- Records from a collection
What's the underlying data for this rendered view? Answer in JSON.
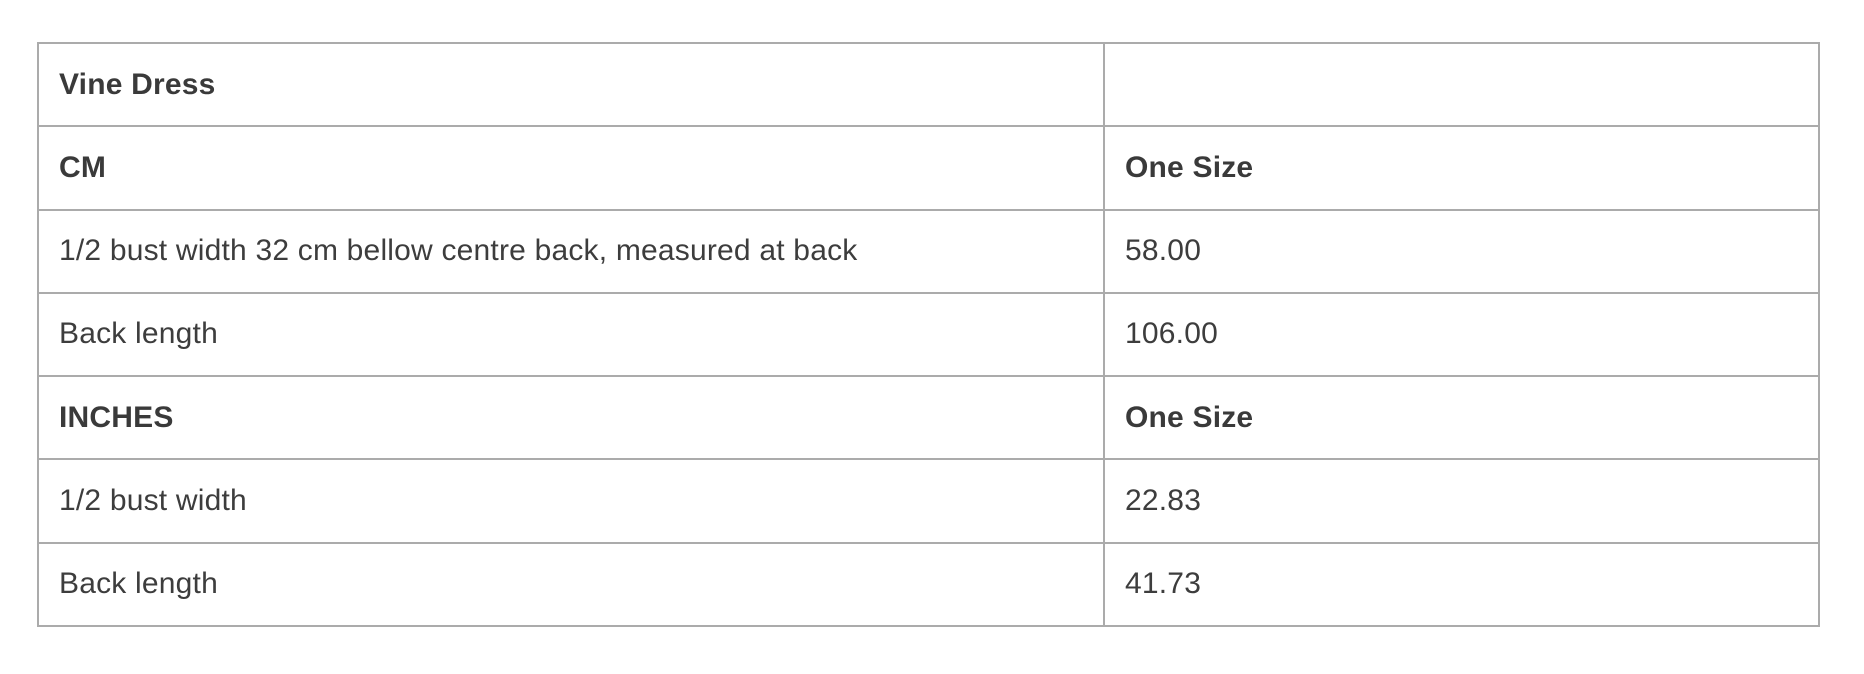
{
  "table": {
    "title": "Vine Dress",
    "rows": [
      {
        "label": "Vine Dress",
        "value": "",
        "bold": true
      },
      {
        "label": "CM",
        "value": "One Size",
        "bold": true
      },
      {
        "label": "1/2 bust width 32 cm bellow centre back, measured at back",
        "value": "58.00",
        "bold": false
      },
      {
        "label": "Back length",
        "value": "106.00",
        "bold": false
      },
      {
        "label": "INCHES",
        "value": "One Size",
        "bold": true
      },
      {
        "label": "1/2 bust width",
        "value": "22.83",
        "bold": false
      },
      {
        "label": "Back length",
        "value": "41.73",
        "bold": false
      }
    ]
  },
  "colors": {
    "border": "#ababab",
    "text": "#3d3d3d",
    "background": "#ffffff"
  }
}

- Exercise details
Using the listing, copy every line where the word "value" shows up.

- Exercise solution
        "value": "",
        "value": "One Size",
        "value": "58.00",
        "value": "106.00",
        "value": "One Size",
        "value": "22.83",
        "value": "41.73",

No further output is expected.